> _Exercise task_
Repeat every record below exactly as it appears.

> _Records_
━━━━━━━━━━━━━━━━

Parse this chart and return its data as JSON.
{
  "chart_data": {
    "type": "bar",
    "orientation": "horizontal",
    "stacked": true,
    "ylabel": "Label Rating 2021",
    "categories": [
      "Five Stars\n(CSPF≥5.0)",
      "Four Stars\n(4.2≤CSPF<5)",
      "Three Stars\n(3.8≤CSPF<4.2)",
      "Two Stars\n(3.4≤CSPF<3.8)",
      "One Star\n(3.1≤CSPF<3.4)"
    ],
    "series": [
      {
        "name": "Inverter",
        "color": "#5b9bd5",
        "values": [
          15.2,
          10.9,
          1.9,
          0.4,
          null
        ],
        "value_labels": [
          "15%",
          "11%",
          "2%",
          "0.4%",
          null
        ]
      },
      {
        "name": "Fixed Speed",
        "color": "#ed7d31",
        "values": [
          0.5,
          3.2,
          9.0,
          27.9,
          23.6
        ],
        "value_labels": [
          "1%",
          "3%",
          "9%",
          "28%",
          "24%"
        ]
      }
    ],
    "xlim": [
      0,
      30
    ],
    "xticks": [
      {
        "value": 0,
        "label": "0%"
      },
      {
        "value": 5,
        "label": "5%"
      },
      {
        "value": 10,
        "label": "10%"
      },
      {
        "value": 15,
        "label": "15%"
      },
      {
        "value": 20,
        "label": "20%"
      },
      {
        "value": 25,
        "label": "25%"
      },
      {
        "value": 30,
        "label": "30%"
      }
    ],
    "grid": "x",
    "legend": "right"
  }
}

━━━━━━━━━━━━━━━━

> _Response to this exercise_
Parse this chart and return its data as JSON.
{
  "chart_data": {
    "type": "bar",
    "orientation": "horizontal",
    "stacked": true,
    "ylabel": "Label Rating 2021",
    "categories": [
      "Five Stars\n(CSPF≥5.0)",
      "Four Stars\n(4.2≤CSPF<5)",
      "Three Stars\n(3.8≤CSPF<4.2)",
      "Two Stars\n(3.4≤CSPF<3.8)",
      "One Star\n(3.1≤CSPF<3.4)"
    ],
    "series": [
      {
        "name": "Inverter",
        "color": "#5b9bd5",
        "values": [
          15.2,
          10.9,
          1.9,
          0.4,
          null
        ],
        "value_labels": [
          "15%",
          "11%",
          "2%",
          "0.4%",
          null
        ]
      },
      {
        "name": "Fixed Speed",
        "color": "#ed7d31",
        "values": [
          0.5,
          3.2,
          9.0,
          27.9,
          23.6
        ],
        "value_labels": [
          "1%",
          "3%",
          "9%",
          "28%",
          "24%"
        ]
      }
    ],
    "xlim": [
      0,
      30
    ],
    "xticks": [
      {
        "value": 0,
        "label": "0%"
      },
      {
        "value": 5,
        "label": "5%"
      },
      {
        "value": 10,
        "label": "10%"
      },
      {
        "value": 15,
        "label": "15%"
      },
      {
        "value": 20,
        "label": "20%"
      },
      {
        "value": 25,
        "label": "25%"
      },
      {
        "value": 30,
        "label": "30%"
      }
    ],
    "grid": "x",
    "legend": "right"
  }
}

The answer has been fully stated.